Rewrite the listing as a numbered list, from its first line through the line that contains "1156, 2039, 1176]", and leave out any blank lines.

*** INPUT MATERIAL

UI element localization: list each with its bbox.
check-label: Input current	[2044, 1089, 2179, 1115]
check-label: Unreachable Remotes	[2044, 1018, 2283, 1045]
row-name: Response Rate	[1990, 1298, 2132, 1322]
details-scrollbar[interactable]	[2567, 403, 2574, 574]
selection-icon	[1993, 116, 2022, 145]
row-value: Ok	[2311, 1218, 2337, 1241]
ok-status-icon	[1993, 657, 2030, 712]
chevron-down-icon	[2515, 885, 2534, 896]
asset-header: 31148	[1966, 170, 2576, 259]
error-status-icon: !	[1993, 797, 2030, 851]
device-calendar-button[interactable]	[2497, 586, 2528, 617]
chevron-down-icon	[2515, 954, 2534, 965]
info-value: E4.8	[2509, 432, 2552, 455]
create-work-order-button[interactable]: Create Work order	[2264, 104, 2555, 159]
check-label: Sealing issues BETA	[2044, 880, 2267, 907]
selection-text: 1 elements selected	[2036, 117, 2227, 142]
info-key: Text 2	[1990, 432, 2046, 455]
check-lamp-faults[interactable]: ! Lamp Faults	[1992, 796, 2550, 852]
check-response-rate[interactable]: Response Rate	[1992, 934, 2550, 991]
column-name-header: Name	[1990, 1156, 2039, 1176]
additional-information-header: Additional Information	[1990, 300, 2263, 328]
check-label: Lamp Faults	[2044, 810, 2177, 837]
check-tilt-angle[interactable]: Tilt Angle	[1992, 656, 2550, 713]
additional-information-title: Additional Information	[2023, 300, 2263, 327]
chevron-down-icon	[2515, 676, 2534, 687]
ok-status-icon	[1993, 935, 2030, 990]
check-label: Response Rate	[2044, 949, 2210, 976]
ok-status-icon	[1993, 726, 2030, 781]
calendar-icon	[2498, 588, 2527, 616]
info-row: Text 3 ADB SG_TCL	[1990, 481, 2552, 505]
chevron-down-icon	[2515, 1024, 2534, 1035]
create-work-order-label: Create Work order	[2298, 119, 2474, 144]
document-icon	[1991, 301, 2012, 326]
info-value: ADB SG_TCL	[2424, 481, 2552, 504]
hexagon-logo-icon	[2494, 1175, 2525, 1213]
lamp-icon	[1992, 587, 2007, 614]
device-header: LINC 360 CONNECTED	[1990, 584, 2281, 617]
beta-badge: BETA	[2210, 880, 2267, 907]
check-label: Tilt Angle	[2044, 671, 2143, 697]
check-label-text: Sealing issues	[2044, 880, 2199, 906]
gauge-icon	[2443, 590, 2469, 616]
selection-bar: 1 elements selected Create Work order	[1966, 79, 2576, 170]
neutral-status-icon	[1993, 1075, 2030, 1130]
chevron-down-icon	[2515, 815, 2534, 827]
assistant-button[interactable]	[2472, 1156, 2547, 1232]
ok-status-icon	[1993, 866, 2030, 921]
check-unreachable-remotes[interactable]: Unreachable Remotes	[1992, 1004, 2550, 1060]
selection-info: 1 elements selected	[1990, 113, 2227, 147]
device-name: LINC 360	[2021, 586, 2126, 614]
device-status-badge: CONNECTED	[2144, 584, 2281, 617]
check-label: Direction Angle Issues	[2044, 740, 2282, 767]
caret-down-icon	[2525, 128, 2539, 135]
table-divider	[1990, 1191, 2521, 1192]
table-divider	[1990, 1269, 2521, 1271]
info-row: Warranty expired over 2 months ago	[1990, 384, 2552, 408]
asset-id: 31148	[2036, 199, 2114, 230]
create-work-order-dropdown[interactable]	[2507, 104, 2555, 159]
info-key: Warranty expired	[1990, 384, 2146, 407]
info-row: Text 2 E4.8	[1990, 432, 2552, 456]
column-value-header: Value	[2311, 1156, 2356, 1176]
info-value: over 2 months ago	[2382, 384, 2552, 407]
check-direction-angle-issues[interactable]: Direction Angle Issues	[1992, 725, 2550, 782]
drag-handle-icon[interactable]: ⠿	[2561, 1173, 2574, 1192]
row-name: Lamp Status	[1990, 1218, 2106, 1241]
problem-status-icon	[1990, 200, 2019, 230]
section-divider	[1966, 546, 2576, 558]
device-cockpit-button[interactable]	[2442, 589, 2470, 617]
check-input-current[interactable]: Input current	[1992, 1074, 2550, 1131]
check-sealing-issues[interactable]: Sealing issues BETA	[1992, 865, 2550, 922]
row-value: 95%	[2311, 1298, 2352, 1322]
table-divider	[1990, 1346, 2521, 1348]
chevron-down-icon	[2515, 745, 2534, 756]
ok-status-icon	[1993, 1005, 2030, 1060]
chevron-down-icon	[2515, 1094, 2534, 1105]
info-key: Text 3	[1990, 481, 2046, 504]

******

→ **OUTPUT FOR THIS EXERCISE**
1. UI element localization: list each with its bbox.
2. check-label: Input current	[2044, 1089, 2179, 1115]
3. check-label: Unreachable Remotes	[2044, 1018, 2283, 1045]
4. row-name: Response Rate	[1990, 1298, 2132, 1322]
5. details-scrollbar[interactable]	[2567, 403, 2574, 574]
6. selection-icon	[1993, 116, 2022, 145]
7. row-value: Ok	[2311, 1218, 2337, 1241]
8. ok-status-icon	[1993, 657, 2030, 712]
9. chevron-down-icon	[2515, 885, 2534, 896]
10. asset-header: 31148	[1966, 170, 2576, 259]
11. error-status-icon: !	[1993, 797, 2030, 851]
12. device-calendar-button[interactable]	[2497, 586, 2528, 617]
13. chevron-down-icon	[2515, 954, 2534, 965]
14. info-value: E4.8	[2509, 432, 2552, 455]
15. create-work-order-button[interactable]: Create Work order	[2264, 104, 2555, 159]
16. check-label: Sealing issues BETA	[2044, 880, 2267, 907]
17. selection-text: 1 elements selected	[2036, 117, 2227, 142]
18. info-key: Text 2	[1990, 432, 2046, 455]
19. check-lamp-faults[interactable]: ! Lamp Faults	[1992, 796, 2550, 852]
20. check-response-rate[interactable]: Response Rate	[1992, 934, 2550, 991]
21. column-name-header: Name	[1990, 1156, 2039, 1176]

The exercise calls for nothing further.